Give back every line exactly as it appears, pictures excluded.

ENTRIES:

==*==

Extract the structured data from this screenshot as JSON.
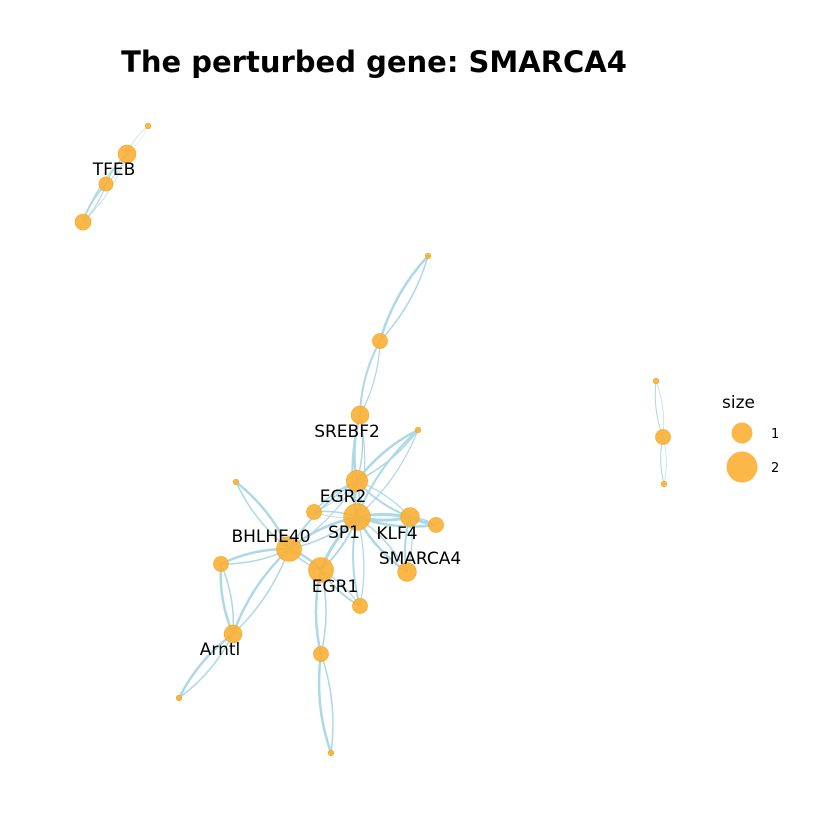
{
  "title": "The perturbed gene: SMARCA4",
  "colors": {
    "edge": "#add8e6",
    "node": "#fbb034",
    "node_stroke": "#f2a81e"
  },
  "legend": {
    "title": "size",
    "items": [
      {
        "label": "1",
        "size": 1
      },
      {
        "label": "2",
        "size": 2
      }
    ]
  },
  "nodes": [
    {
      "id": "tfeb_top",
      "label": "",
      "size": 0.2
    },
    {
      "id": "tfeb_big",
      "label": "",
      "size": 1.2
    },
    {
      "id": "tfeb",
      "label": "TFEB",
      "size": 0.8
    },
    {
      "id": "tfeb_low",
      "label": "",
      "size": 1.0
    },
    {
      "id": "sb_top",
      "label": "",
      "size": 0.2
    },
    {
      "id": "sb_mid",
      "label": "",
      "size": 0.9
    },
    {
      "id": "srebf2",
      "label": "SREBF2",
      "size": 1.2
    },
    {
      "id": "egr2",
      "label": "EGR2",
      "size": 1.6
    },
    {
      "id": "n_top_right",
      "label": "",
      "size": 0.2
    },
    {
      "id": "sp1",
      "label": "SP1",
      "size": 2.2
    },
    {
      "id": "n_small_left",
      "label": "",
      "size": 0.9
    },
    {
      "id": "klf4",
      "label": "KLF4",
      "size": 1.3
    },
    {
      "id": "n_right",
      "label": "",
      "size": 0.9
    },
    {
      "id": "smarca4",
      "label": "SMARCA4",
      "size": 1.3
    },
    {
      "id": "bhlhe40",
      "label": "BHLHE40",
      "size": 2.0
    },
    {
      "id": "n_bh_top",
      "label": "",
      "size": 0.2
    },
    {
      "id": "n_left",
      "label": "",
      "size": 0.9
    },
    {
      "id": "egr1",
      "label": "EGR1",
      "size": 2.0
    },
    {
      "id": "n_below",
      "label": "",
      "size": 0.9
    },
    {
      "id": "arntl",
      "label": "Arntl",
      "size": 1.2
    },
    {
      "id": "n_arntl_low",
      "label": "",
      "size": 0.2
    },
    {
      "id": "n_down",
      "label": "",
      "size": 0.9
    },
    {
      "id": "n_bottom",
      "label": "",
      "size": 0.2
    },
    {
      "id": "iso_top",
      "label": "",
      "size": 0.2
    },
    {
      "id": "iso_mid",
      "label": "",
      "size": 0.9
    },
    {
      "id": "iso_bot",
      "label": "",
      "size": 0.2
    }
  ],
  "edges": [
    {
      "from": "tfeb_top",
      "to": "tfeb_big",
      "weight": 0.6
    },
    {
      "from": "tfeb_big",
      "to": "tfeb",
      "weight": 1.5
    },
    {
      "from": "tfeb",
      "to": "tfeb_low",
      "weight": 2.0
    },
    {
      "from": "tfeb_big",
      "to": "tfeb_low",
      "weight": 1.0
    },
    {
      "from": "sb_top",
      "to": "sb_mid",
      "weight": 2.5
    },
    {
      "from": "sb_mid",
      "to": "srebf2",
      "weight": 2.0
    },
    {
      "from": "srebf2",
      "to": "egr2",
      "weight": 2.5
    },
    {
      "from": "srebf2",
      "to": "sp1",
      "weight": 2.0
    },
    {
      "from": "n_top_right",
      "to": "egr2",
      "weight": 2.5
    },
    {
      "from": "n_top_right",
      "to": "sp1",
      "weight": 2.0
    },
    {
      "from": "egr2",
      "to": "sp1",
      "weight": 3.0
    },
    {
      "from": "egr2",
      "to": "klf4",
      "weight": 2.0
    },
    {
      "from": "egr2",
      "to": "bhlhe40",
      "weight": 2.0
    },
    {
      "from": "egr2",
      "to": "n_small_left",
      "weight": 1.5
    },
    {
      "from": "sp1",
      "to": "klf4",
      "weight": 3.0
    },
    {
      "from": "sp1",
      "to": "n_right",
      "weight": 2.5
    },
    {
      "from": "sp1",
      "to": "smarca4",
      "weight": 2.5
    },
    {
      "from": "sp1",
      "to": "egr1",
      "weight": 3.0
    },
    {
      "from": "sp1",
      "to": "bhlhe40",
      "weight": 2.5
    },
    {
      "from": "sp1",
      "to": "n_small_left",
      "weight": 1.5
    },
    {
      "from": "sp1",
      "to": "n_below",
      "weight": 2.0
    },
    {
      "from": "klf4",
      "to": "n_right",
      "weight": 2.0
    },
    {
      "from": "klf4",
      "to": "smarca4",
      "weight": 2.0
    },
    {
      "from": "egr1",
      "to": "bhlhe40",
      "weight": 2.5
    },
    {
      "from": "egr1",
      "to": "n_below",
      "weight": 2.0
    },
    {
      "from": "egr1",
      "to": "n_down",
      "weight": 2.5
    },
    {
      "from": "bhlhe40",
      "to": "n_bh_top",
      "weight": 2.5
    },
    {
      "from": "bhlhe40",
      "to": "n_left",
      "weight": 2.5
    },
    {
      "from": "bhlhe40",
      "to": "arntl",
      "weight": 2.5
    },
    {
      "from": "n_left",
      "to": "arntl",
      "weight": 2.5
    },
    {
      "from": "arntl",
      "to": "n_arntl_low",
      "weight": 2.5
    },
    {
      "from": "n_down",
      "to": "n_bottom",
      "weight": 2.5
    },
    {
      "from": "iso_top",
      "to": "iso_mid",
      "weight": 1.0
    },
    {
      "from": "iso_mid",
      "to": "iso_bot",
      "weight": 1.0
    }
  ]
}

==*==

EXERCISE RESULT:
Extract the structured data from this screenshot as JSON.
{
  "title": "The perturbed gene: SMARCA4",
  "colors": {
    "edge": "#add8e6",
    "node": "#fbb034",
    "node_stroke": "#f2a81e"
  },
  "legend": {
    "title": "size",
    "items": [
      {
        "label": "1",
        "size": 1
      },
      {
        "label": "2",
        "size": 2
      }
    ]
  },
  "nodes": [
    {
      "id": "tfeb_top",
      "label": "",
      "size": 0.2
    },
    {
      "id": "tfeb_big",
      "label": "",
      "size": 1.2
    },
    {
      "id": "tfeb",
      "label": "TFEB",
      "size": 0.8
    },
    {
      "id": "tfeb_low",
      "label": "",
      "size": 1.0
    },
    {
      "id": "sb_top",
      "label": "",
      "size": 0.2
    },
    {
      "id": "sb_mid",
      "label": "",
      "size": 0.9
    },
    {
      "id": "srebf2",
      "label": "SREBF2",
      "size": 1.2
    },
    {
      "id": "egr2",
      "label": "EGR2",
      "size": 1.6
    },
    {
      "id": "n_top_right",
      "label": "",
      "size": 0.2
    },
    {
      "id": "sp1",
      "label": "SP1",
      "size": 2.2
    },
    {
      "id": "n_small_left",
      "label": "",
      "size": 0.9
    },
    {
      "id": "klf4",
      "label": "KLF4",
      "size": 1.3
    },
    {
      "id": "n_right",
      "label": "",
      "size": 0.9
    },
    {
      "id": "smarca4",
      "label": "SMARCA4",
      "size": 1.3
    },
    {
      "id": "bhlhe40",
      "label": "BHLHE40",
      "size": 2.0
    },
    {
      "id": "n_bh_top",
      "label": "",
      "size": 0.2
    },
    {
      "id": "n_left",
      "label": "",
      "size": 0.9
    },
    {
      "id": "egr1",
      "label": "EGR1",
      "size": 2.0
    },
    {
      "id": "n_below",
      "label": "",
      "size": 0.9
    },
    {
      "id": "arntl",
      "label": "Arntl",
      "size": 1.2
    },
    {
      "id": "n_arntl_low",
      "label": "",
      "size": 0.2
    },
    {
      "id": "n_down",
      "label": "",
      "size": 0.9
    },
    {
      "id": "n_bottom",
      "label": "",
      "size": 0.2
    },
    {
      "id": "iso_top",
      "label": "",
      "size": 0.2
    },
    {
      "id": "iso_mid",
      "label": "",
      "size": 0.9
    },
    {
      "id": "iso_bot",
      "label": "",
      "size": 0.2
    }
  ],
  "edges": [
    {
      "from": "tfeb_top",
      "to": "tfeb_big",
      "weight": 0.6
    },
    {
      "from": "tfeb_big",
      "to": "tfeb",
      "weight": 1.5
    },
    {
      "from": "tfeb",
      "to": "tfeb_low",
      "weight": 2.0
    },
    {
      "from": "tfeb_big",
      "to": "tfeb_low",
      "weight": 1.0
    },
    {
      "from": "sb_top",
      "to": "sb_mid",
      "weight": 2.5
    },
    {
      "from": "sb_mid",
      "to": "srebf2",
      "weight": 2.0
    },
    {
      "from": "srebf2",
      "to": "egr2",
      "weight": 2.5
    },
    {
      "from": "srebf2",
      "to": "sp1",
      "weight": 2.0
    },
    {
      "from": "n_top_right",
      "to": "egr2",
      "weight": 2.5
    },
    {
      "from": "n_top_right",
      "to": "sp1",
      "weight": 2.0
    },
    {
      "from": "egr2",
      "to": "sp1",
      "weight": 3.0
    },
    {
      "from": "egr2",
      "to": "klf4",
      "weight": 2.0
    },
    {
      "from": "egr2",
      "to": "bhlhe40",
      "weight": 2.0
    },
    {
      "from": "egr2",
      "to": "n_small_left",
      "weight": 1.5
    },
    {
      "from": "sp1",
      "to": "klf4",
      "weight": 3.0
    },
    {
      "from": "sp1",
      "to": "n_right",
      "weight": 2.5
    },
    {
      "from": "sp1",
      "to": "smarca4",
      "weight": 2.5
    },
    {
      "from": "sp1",
      "to": "egr1",
      "weight": 3.0
    },
    {
      "from": "sp1",
      "to": "bhlhe40",
      "weight": 2.5
    },
    {
      "from": "sp1",
      "to": "n_small_left",
      "weight": 1.5
    },
    {
      "from": "sp1",
      "to": "n_below",
      "weight": 2.0
    },
    {
      "from": "klf4",
      "to": "n_right",
      "weight": 2.0
    },
    {
      "from": "klf4",
      "to": "smarca4",
      "weight": 2.0
    },
    {
      "from": "egr1",
      "to": "bhlhe40",
      "weight": 2.5
    },
    {
      "from": "egr1",
      "to": "n_below",
      "weight": 2.0
    },
    {
      "from": "egr1",
      "to": "n_down",
      "weight": 2.5
    },
    {
      "from": "bhlhe40",
      "to": "n_bh_top",
      "weight": 2.5
    },
    {
      "from": "bhlhe40",
      "to": "n_left",
      "weight": 2.5
    },
    {
      "from": "bhlhe40",
      "to": "arntl",
      "weight": 2.5
    },
    {
      "from": "n_left",
      "to": "arntl",
      "weight": 2.5
    },
    {
      "from": "arntl",
      "to": "n_arntl_low",
      "weight": 2.5
    },
    {
      "from": "n_down",
      "to": "n_bottom",
      "weight": 2.5
    },
    {
      "from": "iso_top",
      "to": "iso_mid",
      "weight": 1.0
    },
    {
      "from": "iso_mid",
      "to": "iso_bot",
      "weight": 1.0
    }
  ]
}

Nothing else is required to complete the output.